== Exercise description ==
Copy out each line of the data below in which the string "text" appears.

Records drawn from a dataset:
┄┄┄┄┄┄

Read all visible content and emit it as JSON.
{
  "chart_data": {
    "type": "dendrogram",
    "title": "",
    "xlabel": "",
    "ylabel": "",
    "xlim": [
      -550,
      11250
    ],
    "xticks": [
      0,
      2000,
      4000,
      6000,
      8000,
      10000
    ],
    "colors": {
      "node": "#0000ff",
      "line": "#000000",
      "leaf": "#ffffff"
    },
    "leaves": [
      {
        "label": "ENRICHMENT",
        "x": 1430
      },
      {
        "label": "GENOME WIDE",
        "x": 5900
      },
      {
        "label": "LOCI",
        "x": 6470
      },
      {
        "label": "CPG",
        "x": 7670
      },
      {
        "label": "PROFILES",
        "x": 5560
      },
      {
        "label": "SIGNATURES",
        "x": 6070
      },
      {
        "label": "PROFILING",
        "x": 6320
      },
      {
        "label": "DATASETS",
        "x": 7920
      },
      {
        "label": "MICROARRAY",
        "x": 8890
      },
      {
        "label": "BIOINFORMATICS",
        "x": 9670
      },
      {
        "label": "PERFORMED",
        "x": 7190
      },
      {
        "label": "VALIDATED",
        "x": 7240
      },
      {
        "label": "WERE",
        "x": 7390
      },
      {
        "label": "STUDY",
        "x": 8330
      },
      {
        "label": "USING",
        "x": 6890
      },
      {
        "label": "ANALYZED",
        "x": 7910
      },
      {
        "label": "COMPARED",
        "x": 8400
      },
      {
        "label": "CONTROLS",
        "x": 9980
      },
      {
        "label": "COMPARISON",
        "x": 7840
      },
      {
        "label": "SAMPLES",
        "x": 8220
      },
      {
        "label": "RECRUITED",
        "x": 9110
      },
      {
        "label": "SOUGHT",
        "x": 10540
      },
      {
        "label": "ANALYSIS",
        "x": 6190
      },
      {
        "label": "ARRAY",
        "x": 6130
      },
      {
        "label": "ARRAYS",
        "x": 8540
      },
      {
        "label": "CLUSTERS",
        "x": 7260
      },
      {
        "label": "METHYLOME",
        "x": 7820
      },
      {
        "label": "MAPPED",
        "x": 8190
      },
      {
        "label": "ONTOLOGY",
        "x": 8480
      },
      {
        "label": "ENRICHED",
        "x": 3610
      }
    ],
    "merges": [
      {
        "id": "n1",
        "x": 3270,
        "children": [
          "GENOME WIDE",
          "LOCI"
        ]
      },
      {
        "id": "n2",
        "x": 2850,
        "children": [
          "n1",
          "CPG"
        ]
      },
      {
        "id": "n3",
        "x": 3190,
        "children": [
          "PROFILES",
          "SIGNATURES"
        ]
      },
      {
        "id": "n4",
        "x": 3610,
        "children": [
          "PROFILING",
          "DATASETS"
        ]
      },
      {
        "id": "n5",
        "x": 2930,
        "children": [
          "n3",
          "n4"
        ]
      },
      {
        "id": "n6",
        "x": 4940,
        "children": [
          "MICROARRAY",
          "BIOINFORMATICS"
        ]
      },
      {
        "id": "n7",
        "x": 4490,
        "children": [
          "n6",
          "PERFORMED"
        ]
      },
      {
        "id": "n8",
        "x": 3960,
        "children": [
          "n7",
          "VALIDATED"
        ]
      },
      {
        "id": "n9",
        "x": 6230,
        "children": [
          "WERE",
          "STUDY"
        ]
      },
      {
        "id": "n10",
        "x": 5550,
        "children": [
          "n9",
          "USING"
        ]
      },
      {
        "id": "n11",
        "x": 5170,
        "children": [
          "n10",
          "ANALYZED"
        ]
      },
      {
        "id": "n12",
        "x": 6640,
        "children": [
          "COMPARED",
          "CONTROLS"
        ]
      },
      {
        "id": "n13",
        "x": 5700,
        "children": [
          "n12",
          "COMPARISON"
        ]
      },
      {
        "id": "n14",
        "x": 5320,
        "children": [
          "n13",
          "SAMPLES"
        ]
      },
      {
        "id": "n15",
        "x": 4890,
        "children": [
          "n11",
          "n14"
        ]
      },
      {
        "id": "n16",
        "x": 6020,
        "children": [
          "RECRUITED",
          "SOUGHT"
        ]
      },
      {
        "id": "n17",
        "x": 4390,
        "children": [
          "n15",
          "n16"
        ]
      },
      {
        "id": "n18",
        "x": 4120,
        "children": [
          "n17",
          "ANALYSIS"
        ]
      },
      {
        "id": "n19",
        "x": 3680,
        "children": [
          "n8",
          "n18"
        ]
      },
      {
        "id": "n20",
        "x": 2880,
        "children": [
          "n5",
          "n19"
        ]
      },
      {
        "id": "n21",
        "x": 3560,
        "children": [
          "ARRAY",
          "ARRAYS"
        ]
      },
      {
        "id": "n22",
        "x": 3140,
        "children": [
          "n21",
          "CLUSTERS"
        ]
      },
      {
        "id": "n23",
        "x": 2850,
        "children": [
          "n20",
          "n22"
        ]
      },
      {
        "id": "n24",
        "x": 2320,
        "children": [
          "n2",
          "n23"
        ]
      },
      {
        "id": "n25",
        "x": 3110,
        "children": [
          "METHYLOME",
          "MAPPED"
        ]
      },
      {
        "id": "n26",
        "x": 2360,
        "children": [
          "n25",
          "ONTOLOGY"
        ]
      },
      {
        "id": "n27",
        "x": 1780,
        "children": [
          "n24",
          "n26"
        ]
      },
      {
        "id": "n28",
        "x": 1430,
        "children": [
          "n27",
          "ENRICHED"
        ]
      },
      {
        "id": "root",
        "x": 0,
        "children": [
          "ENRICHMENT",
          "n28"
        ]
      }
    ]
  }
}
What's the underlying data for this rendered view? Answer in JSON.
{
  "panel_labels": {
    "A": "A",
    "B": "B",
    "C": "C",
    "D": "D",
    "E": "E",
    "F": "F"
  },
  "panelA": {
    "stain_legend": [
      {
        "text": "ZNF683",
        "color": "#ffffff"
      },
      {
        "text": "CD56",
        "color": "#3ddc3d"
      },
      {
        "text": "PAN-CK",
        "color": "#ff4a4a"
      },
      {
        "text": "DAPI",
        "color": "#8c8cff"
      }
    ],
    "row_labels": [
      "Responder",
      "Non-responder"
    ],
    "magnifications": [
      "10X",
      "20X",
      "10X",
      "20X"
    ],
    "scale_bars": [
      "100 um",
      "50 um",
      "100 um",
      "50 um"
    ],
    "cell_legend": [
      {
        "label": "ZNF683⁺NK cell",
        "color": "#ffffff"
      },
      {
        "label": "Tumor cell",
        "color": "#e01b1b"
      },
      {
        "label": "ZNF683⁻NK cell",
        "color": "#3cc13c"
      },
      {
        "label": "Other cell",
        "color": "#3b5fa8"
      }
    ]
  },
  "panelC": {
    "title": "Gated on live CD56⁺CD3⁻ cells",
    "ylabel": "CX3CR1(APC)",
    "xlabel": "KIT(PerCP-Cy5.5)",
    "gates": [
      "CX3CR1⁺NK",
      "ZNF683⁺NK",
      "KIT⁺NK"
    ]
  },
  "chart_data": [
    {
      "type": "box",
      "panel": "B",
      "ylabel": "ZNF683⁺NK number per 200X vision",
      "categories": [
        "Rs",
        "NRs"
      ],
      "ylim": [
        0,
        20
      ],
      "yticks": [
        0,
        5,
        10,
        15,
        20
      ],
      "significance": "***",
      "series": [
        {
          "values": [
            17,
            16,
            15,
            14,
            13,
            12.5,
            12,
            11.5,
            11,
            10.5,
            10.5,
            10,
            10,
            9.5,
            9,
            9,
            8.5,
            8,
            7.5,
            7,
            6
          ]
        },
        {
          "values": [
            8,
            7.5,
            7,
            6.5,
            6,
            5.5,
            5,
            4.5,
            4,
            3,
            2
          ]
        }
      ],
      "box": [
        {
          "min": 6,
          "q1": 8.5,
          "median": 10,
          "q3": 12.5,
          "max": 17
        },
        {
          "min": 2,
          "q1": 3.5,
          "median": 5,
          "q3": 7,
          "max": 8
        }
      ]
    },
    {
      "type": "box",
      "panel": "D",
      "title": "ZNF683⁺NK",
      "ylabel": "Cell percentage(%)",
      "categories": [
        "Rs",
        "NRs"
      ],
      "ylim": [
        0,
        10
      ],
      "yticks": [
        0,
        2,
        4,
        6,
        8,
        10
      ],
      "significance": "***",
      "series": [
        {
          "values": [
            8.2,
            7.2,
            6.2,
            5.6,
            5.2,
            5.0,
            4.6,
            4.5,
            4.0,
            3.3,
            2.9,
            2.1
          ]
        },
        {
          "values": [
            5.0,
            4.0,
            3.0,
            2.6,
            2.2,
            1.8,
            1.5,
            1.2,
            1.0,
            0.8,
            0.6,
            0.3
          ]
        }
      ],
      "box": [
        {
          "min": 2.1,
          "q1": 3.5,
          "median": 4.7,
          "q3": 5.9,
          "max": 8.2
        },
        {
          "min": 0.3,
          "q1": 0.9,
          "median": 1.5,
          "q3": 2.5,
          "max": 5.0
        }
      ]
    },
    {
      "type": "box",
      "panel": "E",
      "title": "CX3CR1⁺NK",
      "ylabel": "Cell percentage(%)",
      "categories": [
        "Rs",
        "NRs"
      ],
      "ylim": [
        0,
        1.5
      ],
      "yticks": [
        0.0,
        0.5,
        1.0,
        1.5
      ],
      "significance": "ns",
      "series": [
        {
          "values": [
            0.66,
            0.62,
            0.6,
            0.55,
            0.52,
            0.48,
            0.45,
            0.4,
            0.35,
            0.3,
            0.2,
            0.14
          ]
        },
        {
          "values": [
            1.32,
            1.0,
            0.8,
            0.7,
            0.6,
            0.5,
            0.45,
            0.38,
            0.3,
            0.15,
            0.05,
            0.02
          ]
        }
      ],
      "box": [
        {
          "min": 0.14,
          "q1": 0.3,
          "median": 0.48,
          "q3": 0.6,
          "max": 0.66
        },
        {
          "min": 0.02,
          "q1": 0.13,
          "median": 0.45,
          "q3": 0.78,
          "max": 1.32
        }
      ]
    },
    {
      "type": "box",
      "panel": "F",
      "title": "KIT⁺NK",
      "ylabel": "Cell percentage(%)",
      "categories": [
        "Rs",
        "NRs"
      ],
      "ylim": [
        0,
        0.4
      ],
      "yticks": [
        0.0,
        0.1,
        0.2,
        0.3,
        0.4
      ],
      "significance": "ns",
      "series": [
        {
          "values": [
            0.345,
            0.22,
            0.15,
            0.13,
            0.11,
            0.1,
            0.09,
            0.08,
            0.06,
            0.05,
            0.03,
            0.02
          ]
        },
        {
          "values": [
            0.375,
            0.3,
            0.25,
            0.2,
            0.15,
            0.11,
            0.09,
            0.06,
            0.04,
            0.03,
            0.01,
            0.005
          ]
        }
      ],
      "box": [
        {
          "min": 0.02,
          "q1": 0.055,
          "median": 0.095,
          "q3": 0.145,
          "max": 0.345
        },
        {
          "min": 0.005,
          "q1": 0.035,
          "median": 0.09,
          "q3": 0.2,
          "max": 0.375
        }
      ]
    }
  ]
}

┄┄┄┄┄┄

== Answer box ==
        "text": "ZNF683",
        "text": "CD56",
        "text": "PAN-CK",
        "text": "DAPI",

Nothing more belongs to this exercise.